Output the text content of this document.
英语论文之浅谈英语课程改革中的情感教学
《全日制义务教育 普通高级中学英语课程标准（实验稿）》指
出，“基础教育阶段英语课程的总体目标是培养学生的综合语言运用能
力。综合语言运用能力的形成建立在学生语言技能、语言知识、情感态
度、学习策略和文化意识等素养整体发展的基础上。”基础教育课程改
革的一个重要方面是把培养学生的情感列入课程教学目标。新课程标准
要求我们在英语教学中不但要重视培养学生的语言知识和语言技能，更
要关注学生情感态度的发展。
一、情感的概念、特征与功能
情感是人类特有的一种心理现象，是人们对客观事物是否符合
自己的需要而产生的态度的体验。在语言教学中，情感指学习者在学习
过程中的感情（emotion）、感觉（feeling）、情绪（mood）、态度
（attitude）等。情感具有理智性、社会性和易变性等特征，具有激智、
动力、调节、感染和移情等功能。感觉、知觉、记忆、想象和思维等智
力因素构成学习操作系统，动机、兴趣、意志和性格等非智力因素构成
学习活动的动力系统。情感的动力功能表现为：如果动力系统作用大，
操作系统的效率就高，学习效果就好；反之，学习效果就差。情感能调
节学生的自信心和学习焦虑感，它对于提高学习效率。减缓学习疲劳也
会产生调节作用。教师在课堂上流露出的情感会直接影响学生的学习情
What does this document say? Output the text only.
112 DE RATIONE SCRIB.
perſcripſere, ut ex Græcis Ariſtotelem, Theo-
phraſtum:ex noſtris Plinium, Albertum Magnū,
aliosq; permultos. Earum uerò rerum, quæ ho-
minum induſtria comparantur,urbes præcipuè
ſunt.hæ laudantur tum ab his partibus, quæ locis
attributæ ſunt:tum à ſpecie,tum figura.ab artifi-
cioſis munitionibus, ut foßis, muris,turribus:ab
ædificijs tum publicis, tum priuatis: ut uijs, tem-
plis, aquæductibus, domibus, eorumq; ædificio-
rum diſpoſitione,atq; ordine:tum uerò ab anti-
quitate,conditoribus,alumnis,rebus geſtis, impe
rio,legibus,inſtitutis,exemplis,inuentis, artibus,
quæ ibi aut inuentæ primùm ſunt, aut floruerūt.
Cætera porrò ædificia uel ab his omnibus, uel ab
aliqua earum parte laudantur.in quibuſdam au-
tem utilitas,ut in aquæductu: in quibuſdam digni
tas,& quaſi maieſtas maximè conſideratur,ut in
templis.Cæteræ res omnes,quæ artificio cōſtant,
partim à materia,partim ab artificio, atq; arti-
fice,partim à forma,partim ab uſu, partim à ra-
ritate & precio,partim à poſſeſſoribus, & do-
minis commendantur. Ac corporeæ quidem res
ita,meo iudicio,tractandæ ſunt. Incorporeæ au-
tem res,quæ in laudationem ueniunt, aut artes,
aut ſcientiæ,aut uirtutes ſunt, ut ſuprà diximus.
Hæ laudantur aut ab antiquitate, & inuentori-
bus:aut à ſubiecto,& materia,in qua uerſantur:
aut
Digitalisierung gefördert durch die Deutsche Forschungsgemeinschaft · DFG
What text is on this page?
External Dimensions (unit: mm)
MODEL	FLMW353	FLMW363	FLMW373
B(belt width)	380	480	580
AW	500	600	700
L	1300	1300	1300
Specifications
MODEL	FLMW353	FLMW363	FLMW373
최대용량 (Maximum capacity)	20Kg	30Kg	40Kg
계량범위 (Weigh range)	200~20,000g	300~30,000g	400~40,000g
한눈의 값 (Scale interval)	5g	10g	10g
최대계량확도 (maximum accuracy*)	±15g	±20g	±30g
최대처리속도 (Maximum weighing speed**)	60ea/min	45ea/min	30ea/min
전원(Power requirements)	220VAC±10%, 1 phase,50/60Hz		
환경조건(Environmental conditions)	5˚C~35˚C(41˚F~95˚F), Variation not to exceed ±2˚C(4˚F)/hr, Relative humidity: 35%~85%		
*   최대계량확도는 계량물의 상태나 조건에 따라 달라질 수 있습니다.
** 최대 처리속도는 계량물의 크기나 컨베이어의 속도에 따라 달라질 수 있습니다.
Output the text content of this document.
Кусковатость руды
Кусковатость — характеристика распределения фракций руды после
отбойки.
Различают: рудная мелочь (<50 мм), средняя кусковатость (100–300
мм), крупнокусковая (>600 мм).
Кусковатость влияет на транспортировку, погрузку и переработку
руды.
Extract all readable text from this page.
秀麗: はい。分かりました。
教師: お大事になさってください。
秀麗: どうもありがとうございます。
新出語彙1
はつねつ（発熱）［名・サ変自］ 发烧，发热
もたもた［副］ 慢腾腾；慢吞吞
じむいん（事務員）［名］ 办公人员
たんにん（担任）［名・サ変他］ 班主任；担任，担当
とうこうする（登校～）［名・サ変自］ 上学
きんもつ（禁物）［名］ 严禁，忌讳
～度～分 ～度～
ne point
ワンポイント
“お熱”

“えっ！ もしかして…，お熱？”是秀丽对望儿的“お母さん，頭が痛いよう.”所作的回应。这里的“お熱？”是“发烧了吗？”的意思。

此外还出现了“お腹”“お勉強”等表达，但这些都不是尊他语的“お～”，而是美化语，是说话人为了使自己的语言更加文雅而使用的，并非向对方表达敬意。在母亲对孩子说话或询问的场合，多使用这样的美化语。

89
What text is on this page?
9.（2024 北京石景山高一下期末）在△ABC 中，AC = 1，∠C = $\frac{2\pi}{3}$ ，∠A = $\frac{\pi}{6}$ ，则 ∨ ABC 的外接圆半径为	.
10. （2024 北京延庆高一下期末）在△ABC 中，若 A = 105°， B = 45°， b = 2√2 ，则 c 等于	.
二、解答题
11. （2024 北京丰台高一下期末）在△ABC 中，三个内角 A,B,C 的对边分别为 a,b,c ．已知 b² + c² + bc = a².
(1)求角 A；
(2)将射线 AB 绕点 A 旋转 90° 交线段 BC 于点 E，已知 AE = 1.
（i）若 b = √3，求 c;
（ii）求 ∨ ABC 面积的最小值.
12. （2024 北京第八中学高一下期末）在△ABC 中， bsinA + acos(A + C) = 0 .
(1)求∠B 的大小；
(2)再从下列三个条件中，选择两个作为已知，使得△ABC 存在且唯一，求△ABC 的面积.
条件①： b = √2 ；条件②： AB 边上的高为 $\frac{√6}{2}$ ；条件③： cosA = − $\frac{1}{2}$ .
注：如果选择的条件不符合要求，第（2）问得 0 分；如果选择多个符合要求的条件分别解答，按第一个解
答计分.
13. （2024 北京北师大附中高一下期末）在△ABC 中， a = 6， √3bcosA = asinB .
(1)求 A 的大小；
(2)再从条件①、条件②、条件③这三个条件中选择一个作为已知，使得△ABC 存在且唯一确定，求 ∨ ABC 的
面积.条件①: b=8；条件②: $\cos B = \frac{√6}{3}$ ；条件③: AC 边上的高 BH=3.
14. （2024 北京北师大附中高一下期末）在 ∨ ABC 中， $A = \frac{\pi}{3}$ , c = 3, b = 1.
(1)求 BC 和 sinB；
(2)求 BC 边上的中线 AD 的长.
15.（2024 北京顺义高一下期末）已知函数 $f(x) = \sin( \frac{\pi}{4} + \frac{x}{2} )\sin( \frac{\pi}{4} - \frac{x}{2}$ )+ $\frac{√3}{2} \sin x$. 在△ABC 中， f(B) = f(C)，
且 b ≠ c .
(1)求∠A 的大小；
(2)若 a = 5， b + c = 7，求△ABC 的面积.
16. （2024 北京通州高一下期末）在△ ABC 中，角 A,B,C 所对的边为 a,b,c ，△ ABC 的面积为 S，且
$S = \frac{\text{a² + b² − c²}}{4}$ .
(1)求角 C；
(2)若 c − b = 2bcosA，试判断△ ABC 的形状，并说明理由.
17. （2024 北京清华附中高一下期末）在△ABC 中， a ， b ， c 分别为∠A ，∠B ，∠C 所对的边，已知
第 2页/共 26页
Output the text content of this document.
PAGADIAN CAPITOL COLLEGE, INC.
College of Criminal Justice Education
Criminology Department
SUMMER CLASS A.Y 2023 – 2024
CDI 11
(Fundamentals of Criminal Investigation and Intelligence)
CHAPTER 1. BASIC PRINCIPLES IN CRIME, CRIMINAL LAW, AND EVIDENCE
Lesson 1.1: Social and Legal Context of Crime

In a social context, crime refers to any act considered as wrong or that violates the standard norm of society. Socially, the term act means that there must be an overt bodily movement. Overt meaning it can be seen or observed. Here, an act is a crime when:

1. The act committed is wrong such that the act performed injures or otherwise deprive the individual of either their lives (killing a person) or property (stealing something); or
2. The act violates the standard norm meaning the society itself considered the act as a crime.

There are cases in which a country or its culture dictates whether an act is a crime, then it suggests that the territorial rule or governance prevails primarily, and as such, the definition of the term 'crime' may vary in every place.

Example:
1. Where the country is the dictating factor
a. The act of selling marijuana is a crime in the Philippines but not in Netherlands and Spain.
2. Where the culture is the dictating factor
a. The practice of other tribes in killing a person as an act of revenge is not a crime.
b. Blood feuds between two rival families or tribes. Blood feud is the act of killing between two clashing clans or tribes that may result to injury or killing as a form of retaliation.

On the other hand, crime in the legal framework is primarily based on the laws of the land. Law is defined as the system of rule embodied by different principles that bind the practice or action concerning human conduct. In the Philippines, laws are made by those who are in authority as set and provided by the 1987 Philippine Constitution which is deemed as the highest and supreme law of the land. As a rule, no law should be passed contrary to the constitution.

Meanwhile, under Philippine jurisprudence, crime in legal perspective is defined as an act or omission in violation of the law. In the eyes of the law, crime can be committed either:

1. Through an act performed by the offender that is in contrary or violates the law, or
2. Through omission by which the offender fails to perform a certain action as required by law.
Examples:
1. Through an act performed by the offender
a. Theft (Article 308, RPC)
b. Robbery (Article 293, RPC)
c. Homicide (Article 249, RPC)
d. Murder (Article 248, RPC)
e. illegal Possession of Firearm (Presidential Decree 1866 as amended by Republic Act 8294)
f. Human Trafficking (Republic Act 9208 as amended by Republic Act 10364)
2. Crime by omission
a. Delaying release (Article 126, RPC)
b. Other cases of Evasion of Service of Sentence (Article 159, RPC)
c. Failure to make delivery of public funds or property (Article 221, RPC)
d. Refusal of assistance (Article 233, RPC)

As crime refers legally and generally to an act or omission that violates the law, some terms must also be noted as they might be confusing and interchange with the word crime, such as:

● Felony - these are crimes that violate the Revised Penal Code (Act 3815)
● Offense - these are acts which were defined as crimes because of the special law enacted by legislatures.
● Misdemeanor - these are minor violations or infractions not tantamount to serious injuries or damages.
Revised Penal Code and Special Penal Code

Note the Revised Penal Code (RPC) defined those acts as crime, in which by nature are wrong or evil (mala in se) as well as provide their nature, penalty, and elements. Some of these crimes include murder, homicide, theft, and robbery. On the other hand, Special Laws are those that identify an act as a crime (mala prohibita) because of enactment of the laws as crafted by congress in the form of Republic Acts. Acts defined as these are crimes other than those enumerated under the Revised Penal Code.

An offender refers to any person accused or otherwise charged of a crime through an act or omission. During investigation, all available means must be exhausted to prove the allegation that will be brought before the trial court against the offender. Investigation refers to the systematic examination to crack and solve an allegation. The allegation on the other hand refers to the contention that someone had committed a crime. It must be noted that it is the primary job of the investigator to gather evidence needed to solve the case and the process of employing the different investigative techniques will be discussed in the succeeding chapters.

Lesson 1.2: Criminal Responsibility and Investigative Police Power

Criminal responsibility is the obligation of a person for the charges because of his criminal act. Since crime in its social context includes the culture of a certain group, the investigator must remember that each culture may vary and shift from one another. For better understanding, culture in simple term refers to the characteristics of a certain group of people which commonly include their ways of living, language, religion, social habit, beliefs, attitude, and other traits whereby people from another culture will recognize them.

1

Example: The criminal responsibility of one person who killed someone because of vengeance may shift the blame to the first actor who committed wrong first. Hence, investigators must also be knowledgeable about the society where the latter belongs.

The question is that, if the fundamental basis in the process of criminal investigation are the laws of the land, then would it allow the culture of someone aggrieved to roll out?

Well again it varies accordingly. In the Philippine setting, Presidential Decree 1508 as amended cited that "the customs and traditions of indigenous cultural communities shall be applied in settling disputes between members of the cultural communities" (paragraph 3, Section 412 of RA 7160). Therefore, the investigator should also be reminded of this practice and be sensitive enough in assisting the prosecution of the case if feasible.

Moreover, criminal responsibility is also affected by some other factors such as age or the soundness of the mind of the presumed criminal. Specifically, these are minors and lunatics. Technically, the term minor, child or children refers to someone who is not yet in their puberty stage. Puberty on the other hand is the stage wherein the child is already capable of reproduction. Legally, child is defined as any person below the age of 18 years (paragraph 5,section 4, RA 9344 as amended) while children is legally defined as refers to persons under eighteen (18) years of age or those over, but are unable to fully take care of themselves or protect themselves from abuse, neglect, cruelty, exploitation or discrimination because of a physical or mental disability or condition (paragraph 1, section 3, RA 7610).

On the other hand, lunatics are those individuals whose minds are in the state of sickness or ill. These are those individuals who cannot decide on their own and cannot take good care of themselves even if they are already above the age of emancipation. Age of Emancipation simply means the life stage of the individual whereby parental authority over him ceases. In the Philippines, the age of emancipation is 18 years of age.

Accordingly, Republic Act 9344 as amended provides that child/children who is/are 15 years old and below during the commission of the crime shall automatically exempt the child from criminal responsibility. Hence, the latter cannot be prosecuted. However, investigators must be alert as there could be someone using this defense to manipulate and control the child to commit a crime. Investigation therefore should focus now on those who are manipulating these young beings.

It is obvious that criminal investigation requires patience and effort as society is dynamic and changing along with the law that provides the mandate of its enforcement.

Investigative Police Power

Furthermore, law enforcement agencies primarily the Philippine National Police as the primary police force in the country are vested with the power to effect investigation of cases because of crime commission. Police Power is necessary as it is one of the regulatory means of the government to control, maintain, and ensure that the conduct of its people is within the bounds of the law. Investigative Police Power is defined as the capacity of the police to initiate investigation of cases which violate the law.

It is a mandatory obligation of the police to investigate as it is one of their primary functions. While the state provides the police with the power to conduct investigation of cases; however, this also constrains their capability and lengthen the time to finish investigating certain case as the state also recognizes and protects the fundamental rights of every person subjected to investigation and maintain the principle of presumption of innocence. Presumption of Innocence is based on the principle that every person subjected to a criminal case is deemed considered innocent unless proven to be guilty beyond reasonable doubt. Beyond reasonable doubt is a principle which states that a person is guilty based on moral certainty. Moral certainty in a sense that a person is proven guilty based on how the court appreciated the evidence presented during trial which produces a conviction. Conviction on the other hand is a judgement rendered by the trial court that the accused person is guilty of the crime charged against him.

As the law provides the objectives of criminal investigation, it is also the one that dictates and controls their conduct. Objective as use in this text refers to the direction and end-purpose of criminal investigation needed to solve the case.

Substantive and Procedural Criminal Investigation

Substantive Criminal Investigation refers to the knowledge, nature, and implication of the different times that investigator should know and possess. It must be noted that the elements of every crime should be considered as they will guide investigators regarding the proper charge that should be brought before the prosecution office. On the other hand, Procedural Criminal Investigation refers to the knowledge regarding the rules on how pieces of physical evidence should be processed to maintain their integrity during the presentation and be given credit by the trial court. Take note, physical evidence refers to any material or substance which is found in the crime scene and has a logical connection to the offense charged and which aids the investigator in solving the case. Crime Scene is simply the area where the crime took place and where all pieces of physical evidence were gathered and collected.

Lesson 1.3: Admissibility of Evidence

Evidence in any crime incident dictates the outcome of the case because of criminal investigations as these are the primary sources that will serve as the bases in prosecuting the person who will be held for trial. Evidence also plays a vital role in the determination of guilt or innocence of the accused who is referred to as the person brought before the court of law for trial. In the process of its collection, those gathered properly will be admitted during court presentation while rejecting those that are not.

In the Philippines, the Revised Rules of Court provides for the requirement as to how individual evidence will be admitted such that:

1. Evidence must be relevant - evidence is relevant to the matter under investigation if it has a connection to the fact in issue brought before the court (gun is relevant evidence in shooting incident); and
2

++++

* [EXERCISE DETAILS] Go through the records above and copy every line with the word "dictating".

* [ANSWER]
1. Where the country is the dictating factor
2. Where the culture is the dictating factor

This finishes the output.